_Exercise objective_:
Without the images, output each record below as it stands.

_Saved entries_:
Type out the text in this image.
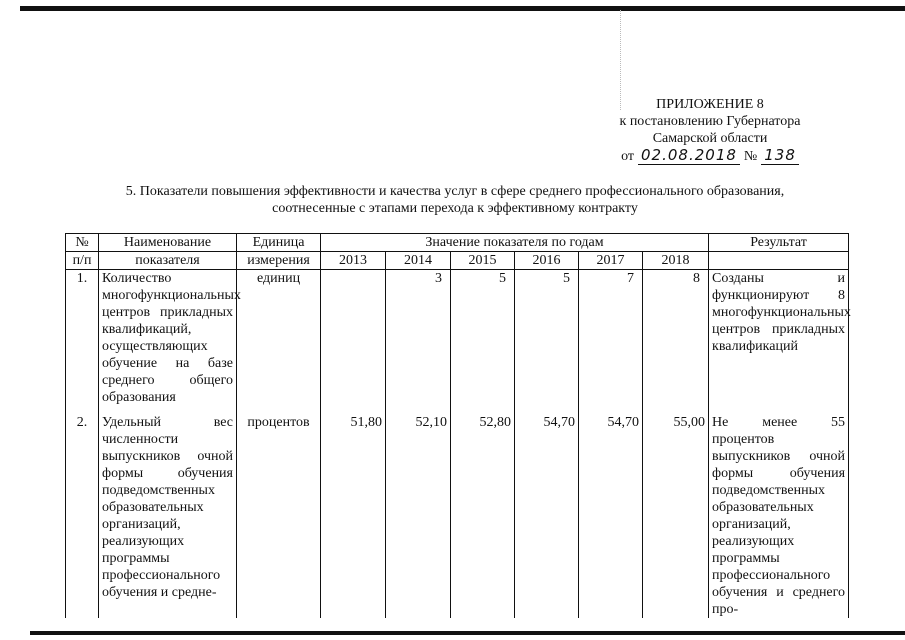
ПРИЛОЖЕНИЕ 8
к постановлению Губернатора
Самарской области
от 02.08.2018 № 138
5. Показатели повышения эффективности и качества услуг в сфере среднего профессионального образования,
соотнесенные с этапами перехода к эффективному контракту
№	Наименование	Единица	Значение показателя по годам						Результат
п/п	показателя	измерения	2013	2014	2015	2016	2017	2018	
1.	Количество многофункциональных центров прикладных квалификаций, осуществляющих обучение на базе среднего общего образования	единиц		3	5	5	7	8	Созданы и функционируют 8 многофункциональных центров прикладных квалификаций

2.	Удельный вес численности выпускников очной формы обучения подведомственных образовательных организаций, реализующих программы профессионального обучения и средне-	процентов	51,80	52,10	52,80	54,70	54,70	55,00	Не менее 55 процентов выпускников очной формы обучения подведомственных образовательных организаций, реализующих программы профессионального обучения и среднего про-
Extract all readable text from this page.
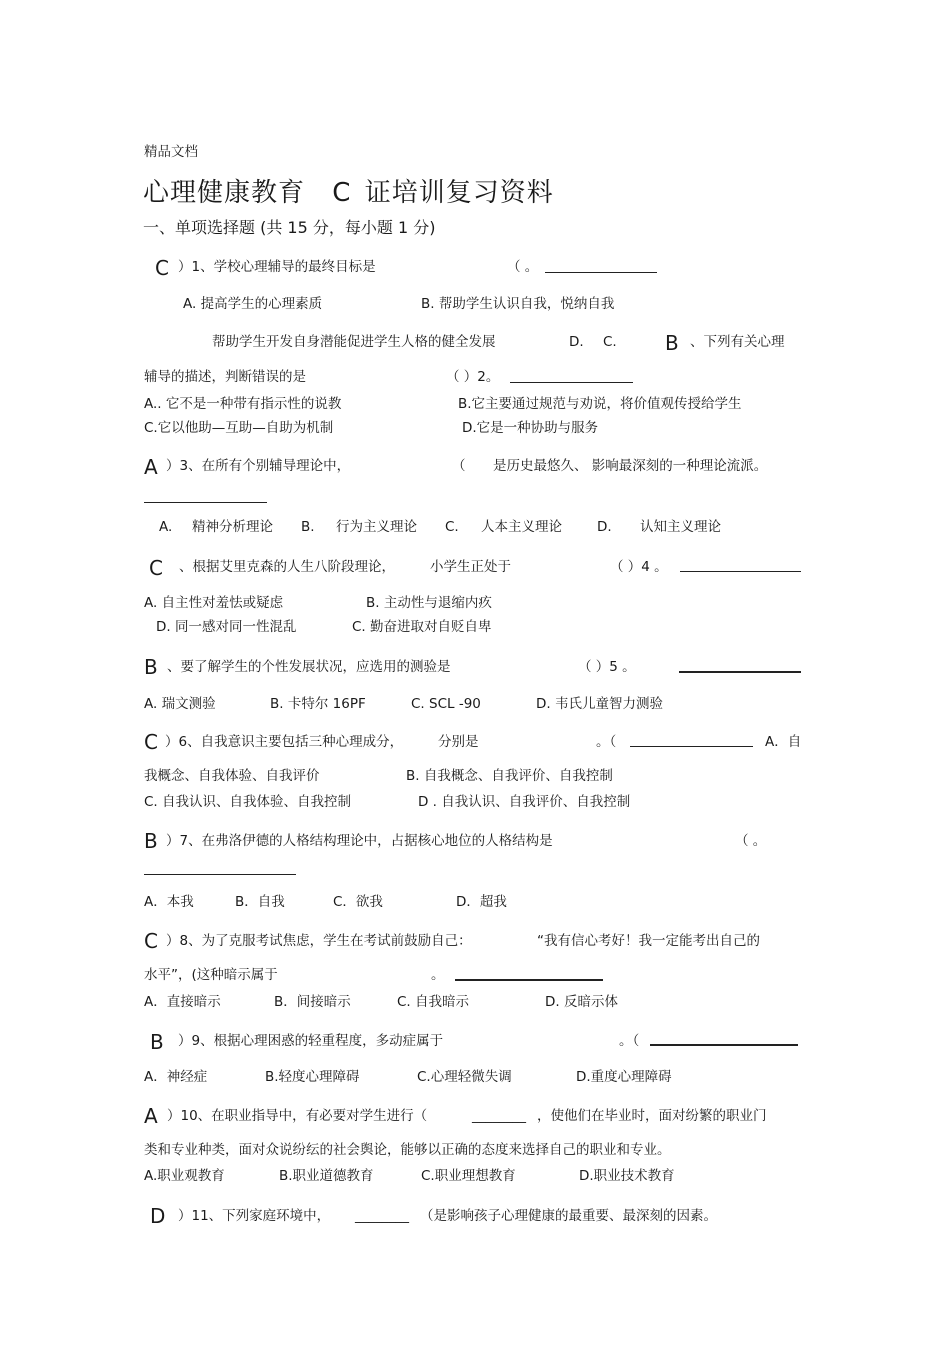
精品文档
心理健康教育 C 证培训复习资料
一、单项选择题 (共 15 分，每小题 1 分)
C ）1、学校心理辅导的最终目标是	（ 。
A. 提高学生的心理素质	B. 帮助学生认识自我，悦纳自我
帮助学生开发自身潜能促进学生人格的健全发展	D. C. B 、下列有关心理
辅导的描述，判断错误的是	（ ）2。
A.. 它不是一种带有指示性的说教	B.它主要通过规范与劝说，将价值观传授给学生
C.它以他助—互助—自助为机制	D.它是一种协助与服务
A ）3、在所有个别辅导理论中，	（ 是历史最悠久、 影响最深刻的一种理论流派。
A. 精神分析理论 B. 行为主义理论 C. 人本主义理论	D. 认知主义理论
C 、根据艾里克森的人生八阶段理论，	小学生正处于	（ ）4 。
A. 自主性对羞怯或疑虑	B. 主动性与退缩内疚
D. 同一感对同一性混乱	C. 勤奋进取对自贬自卑
B 、要了解学生的个性发展状况，应选用的测验是	（ ）5 。
A. 瑞文测验	B. 卡特尔 16PF	C. SCL -90	D. 韦氏儿童智力测验
C ）6、自我意识主要包括三种心理成分，	分别是	。（	A．自
我概念、自我体验、自我评价	B. 自我概念、自我评价、自我控制
C. 自我认识、自我体验、自我控制	D . 自我认识、自我评价、自我控制
B ）7、在弗洛伊德的人格结构理论中，占据核心地位的人格结构是	（ 。
A．本我	B．自我	C．欲我	D．超我
C ）8、为了克服考试焦虑，学生在考试前鼓励自己：	“我有信心考好！我一定能考出自己的
水平”，(这种暗示属于	。
A．直接暗示	B．间接暗示	C. 自我暗示	D. 反暗示体
B ）9、根据心理困惑的轻重程度，多动症属于	。（
A．神经症	B.轻度心理障碍	C.心理轻微失调	D.重度心理障碍
A ）10、在职业指导中，有必要对学生进行（	________ ，使他们在毕业时，面对纷繁的职业门
类和专业种类，面对众说纷纭的社会舆论，能够以正确的态度来选择自己的职业和专业。
A.职业观教育	B.职业道德教育	C.职业理想教育	D.职业技术教育
D ）11、下列家庭环境中， ________ （是影响孩子心理健康的最重要、最深刻的因素。
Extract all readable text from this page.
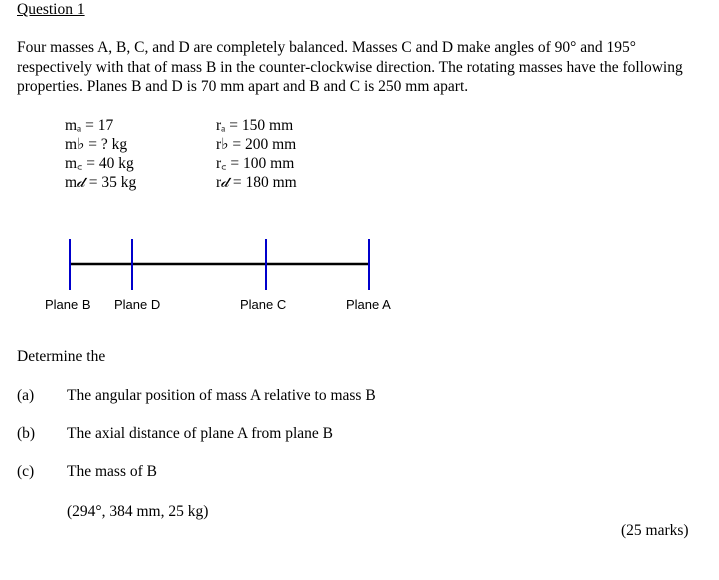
Question 1
Four masses A, B, C, and D are completely balanced. Masses C and D make angles of 90° and 195° respectively with that of mass B in the counter-clockwise direction. The rotating masses have the following properties. Planes B and D is 70 mm apart and B and C is 250 mm apart.
mₐ = 17
m♭ = ? kg
m꜀ = 40 kg
m𝒹 = 35 kg
rₐ = 150 mm
r♭ = 200 mm
r꜀ = 100 mm
r𝒹 = 180 mm
Plane B Plane D	Plane C	Plane A
Determine the
(a) The angular position of mass A relative to mass B
(b) The axial distance of plane A from plane B
(c) The mass of B
(294°, 384 mm, 25 kg)
(25 marks)
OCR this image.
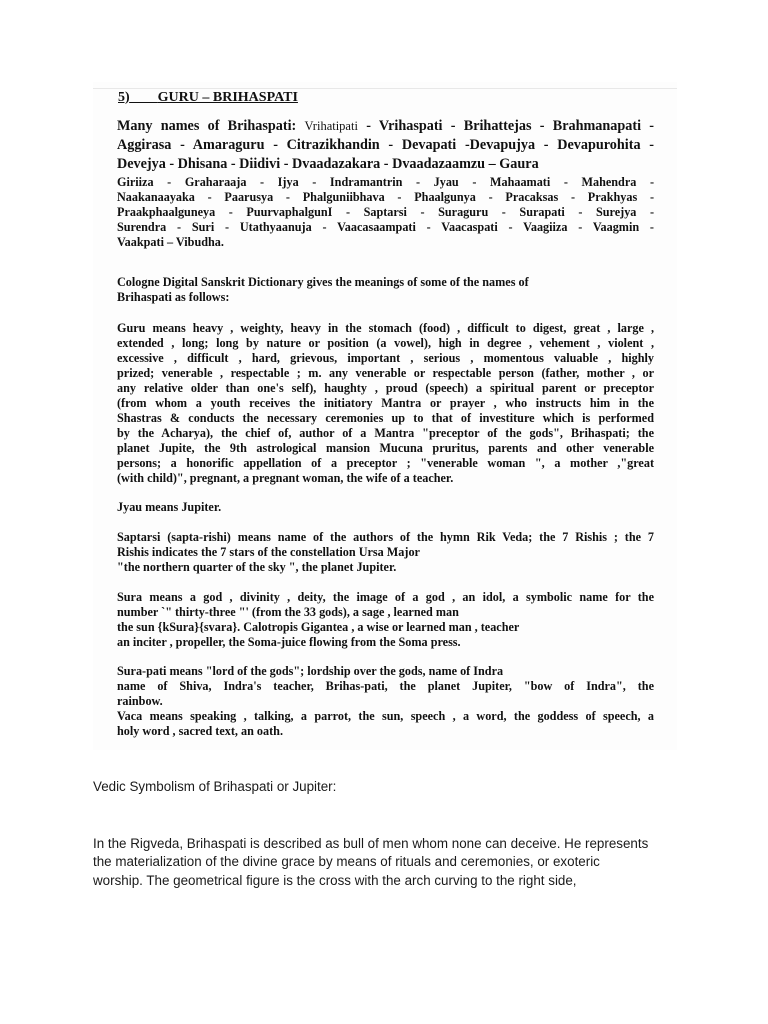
5) GURU – BRIHASPATI
Many names of Brihaspati: Vrihatipati - Vrihaspati - Brihattejas - Brahmanapati - Aggirasa - Amaraguru - Citrazikhandin - Devapati -Devapujya - Devapurohita - Devejya - Dhisana - Diidivi - Dvaadazakara - Dvaadazaamzu – Gaura
Giriiza - Graharaaja - Ijya - Indramantrin - Jyau - Mahaamati - Mahendra -
Naakanaayaka - Paarusya - Phalguniibhava - Phaalgunya - Pracaksas - Prakhyas -
Praakphaalguneya - PuurvaphalgunI - Saptarsi - Suraguru - Surapati - Surejya -
Surendra - Suri - Utathyaanuja - Vaacasaampati - Vaacaspati - Vaagiiza - Vaagmin -
Vaakpati – Vibudha.
Cologne Digital Sanskrit Dictionary gives the meanings of some of the names of
Brihaspati as follows:
Guru means heavy , weighty, heavy in the stomach (food) , difficult to digest, great , large ,
extended , long; long by nature or position (a vowel), high in degree , vehement , violent ,
excessive , difficult , hard, grievous, important , serious , momentous valuable , highly
prized; venerable , respectable ; m. any venerable or respectable person (father, mother , or
any relative older than one's self), haughty , proud (speech) a spiritual parent or preceptor
(from whom a youth receives the initiatory Mantra or prayer , who instructs him in the
Shastras & conducts the necessary ceremonies up to that of investiture which is performed
by the Acharya), the chief of, author of a Mantra "preceptor of the gods", Brihaspati; the
planet Jupite, the 9th astrological mansion Mucuna pruritus, parents and other venerable
persons; a honorific appellation of a preceptor ; "venerable woman ", a mother ,"great
(with child)", pregnant, a pregnant woman, the wife of a teacher.
Jyau means Jupiter.
Saptarsi (sapta-rishi) means name of the authors of the hymn Rik Veda; the 7 Rishis ; the 7
Rishis indicates the 7 stars of the constellation Ursa Major
"the northern quarter of the sky ", the planet Jupiter.
Sura means a god , divinity , deity, the image of a god , an idol, a symbolic name for the
number `" thirty-three "' (from the 33 gods), a sage , learned man
the sun {kSura}{svara}. Calotropis Gigantea , a wise or learned man , teacher
an inciter , propeller, the Soma-juice flowing from the Soma press.
Sura-pati means "lord of the gods"; lordship over the gods, name of Indra
name of Shiva, Indra's teacher, Brihas-pati, the planet Jupiter, "bow of Indra", the
rainbow.
Vaca means speaking , talking, a parrot, the sun, speech , a word, the goddess of speech, a
holy word , sacred text, an oath.
Vedic Symbolism of Brihaspati or Jupiter:
In the Rigveda, Brihaspati is described as bull of men whom none can deceive. He represents
the materialization of the divine grace by means of rituals and ceremonies, or exoteric
worship. The geometrical figure is the cross with the arch curving to the right side,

_Answer to the exercise_:
Type out the text in this image.
ПРИЛОЖЕНИЕ 8
к постановлению Губернатора
Самарской области
от 02.08.2018 № 138
5. Показатели повышения эффективности и качества услуг в сфере среднего профессионального образования,
соотнесенные с этапами перехода к эффективному контракту
№	Наименование	Единица	Значение показателя по годам						Результат
п/п	показателя	измерения	2013	2014	2015	2016	2017	2018	
1.	Количество многофункциональных центров прикладных квалификаций, осуществляющих обучение на базе среднего общего образования	единиц		3	5	5	7	8	Созданы и функционируют 8 многофункциональных центров прикладных квалификаций

2.	Удельный вес численности выпускников очной формы обучения подведомственных образовательных организаций, реализующих программы профессионального обучения и средне-	процентов	51,80	52,10	52,80	54,70	54,70	55,00	Не менее 55 процентов выпускников очной формы обучения подведомственных образовательных организаций, реализующих программы профессионального обучения и среднего про-
Extract all readable text from this page.
精品文档
心理健康教育 C 证培训复习资料
一、单项选择题 (共 15 分，每小题 1 分)
C ）1、学校心理辅导的最终目标是	（ 。
A. 提高学生的心理素质	B. 帮助学生认识自我，悦纳自我
帮助学生开发自身潜能促进学生人格的健全发展	D. C. B 、下列有关心理
辅导的描述，判断错误的是	（ ）2。
A.. 它不是一种带有指示性的说教	B.它主要通过规范与劝说，将价值观传授给学生
C.它以他助—互助—自助为机制	D.它是一种协助与服务
A ）3、在所有个别辅导理论中，	（ 是历史最悠久、 影响最深刻的一种理论流派。
A. 精神分析理论 B. 行为主义理论 C. 人本主义理论	D. 认知主义理论
C 、根据艾里克森的人生八阶段理论，	小学生正处于	（ ）4 。
A. 自主性对羞怯或疑虑	B. 主动性与退缩内疚
D. 同一感对同一性混乱	C. 勤奋进取对自贬自卑
B 、要了解学生的个性发展状况，应选用的测验是	（ ）5 。
A. 瑞文测验	B. 卡特尔 16PF	C. SCL -90	D. 韦氏儿童智力测验
C ）6、自我意识主要包括三种心理成分，	分别是	。（	A．自
我概念、自我体验、自我评价	B. 自我概念、自我评价、自我控制
C. 自我认识、自我体验、自我控制	D . 自我认识、自我评价、自我控制
B ）7、在弗洛伊德的人格结构理论中，占据核心地位的人格结构是	（ 。
A．本我	B．自我	C．欲我	D．超我
C ）8、为了克服考试焦虑，学生在考试前鼓励自己：	“我有信心考好！我一定能考出自己的
水平”，(这种暗示属于	。
A．直接暗示	B．间接暗示	C. 自我暗示	D. 反暗示体
B ）9、根据心理困惑的轻重程度，多动症属于	。（
A．神经症	B.轻度心理障碍	C.心理轻微失调	D.重度心理障碍
A ）10、在职业指导中，有必要对学生进行（	________ ，使他们在毕业时，面对纷繁的职业门
类和专业种类，面对众说纷纭的社会舆论，能够以正确的态度来选择自己的职业和专业。
A.职业观教育	B.职业道德教育	C.职业理想教育	D.职业技术教育
D ）11、下列家庭环境中， ________ （是影响孩子心理健康的最重要、最深刻的因素。
Extract all readable text from this page.
Question 1
Four masses A, B, C, and D are completely balanced. Masses C and D make angles of 90° and 195° respectively with that of mass B in the counter-clockwise direction. The rotating masses have the following properties. Planes B and D is 70 mm apart and B and C is 250 mm apart.
mₐ = 17
m♭ = ? kg
m꜀ = 40 kg
m𝒹 = 35 kg
rₐ = 150 mm
r♭ = 200 mm
r꜀ = 100 mm
r𝒹 = 180 mm
Plane B Plane D	Plane C	Plane A
Determine the
(a) The angular position of mass A relative to mass B
(b) The axial distance of plane A from plane B
(c) The mass of B
(294°, 384 mm, 25 kg)
(25 marks)
OCR this image.
5) GURU – BRIHASPATI
Many names of Brihaspati: Vrihatipati - Vrihaspati - Brihattejas - Brahmanapati - Aggirasa - Amaraguru - Citrazikhandin - Devapati -Devapujya - Devapurohita - Devejya - Dhisana - Diidivi - Dvaadazakara - Dvaadazaamzu – Gaura
Giriiza - Graharaaja - Ijya - Indramantrin - Jyau - Mahaamati - Mahendra -
Naakanaayaka - Paarusya - Phalguniibhava - Phaalgunya - Pracaksas - Prakhyas -
Praakphaalguneya - PuurvaphalgunI - Saptarsi - Suraguru - Surapati - Surejya -
Surendra - Suri - Utathyaanuja - Vaacasaampati - Vaacaspati - Vaagiiza - Vaagmin -
Vaakpati – Vibudha.
Cologne Digital Sanskrit Dictionary gives the meanings of some of the names of
Brihaspati as follows:
Guru means heavy , weighty, heavy in the stomach (food) , difficult to digest, great , large ,
extended , long; long by nature or position (a vowel), high in degree , vehement , violent ,
excessive , difficult , hard, grievous, important , serious , momentous valuable , highly
prized; venerable , respectable ; m. any venerable or respectable person (father, mother , or
any relative older than one's self), haughty , proud (speech) a spiritual parent or preceptor
(from whom a youth receives the initiatory Mantra or prayer , who instructs him in the
Shastras & conducts the necessary ceremonies up to that of investiture which is performed
by the Acharya), the chief of, author of a Mantra "preceptor of the gods", Brihaspati; the
planet Jupite, the 9th astrological mansion Mucuna pruritus, parents and other venerable
persons; a honorific appellation of a preceptor ; "venerable woman ", a mother ,"great
(with child)", pregnant, a pregnant woman, the wife of a teacher.
Jyau means Jupiter.
Saptarsi (sapta-rishi) means name of the authors of the hymn Rik Veda; the 7 Rishis ; the 7
Rishis indicates the 7 stars of the constellation Ursa Major
"the northern quarter of the sky ", the planet Jupiter.
Sura means a god , divinity , deity, the image of a god , an idol, a symbolic name for the
number `" thirty-three "' (from the 33 gods), a sage , learned man
the sun {kSura}{svara}. Calotropis Gigantea , a wise or learned man , teacher
an inciter , propeller, the Soma-juice flowing from the Soma press.
Sura-pati means "lord of the gods"; lordship over the gods, name of Indra
name of Shiva, Indra's teacher, Brihas-pati, the planet Jupiter, "bow of Indra", the
rainbow.
Vaca means speaking , talking, a parrot, the sun, speech , a word, the goddess of speech, a
holy word , sacred text, an oath.
Vedic Symbolism of Brihaspati or Jupiter:
In the Rigveda, Brihaspati is described as bull of men whom none can deceive. He represents
the materialization of the divine grace by means of rituals and ceremonies, or exoteric
worship. The geometrical figure is the cross with the arch curving to the right side,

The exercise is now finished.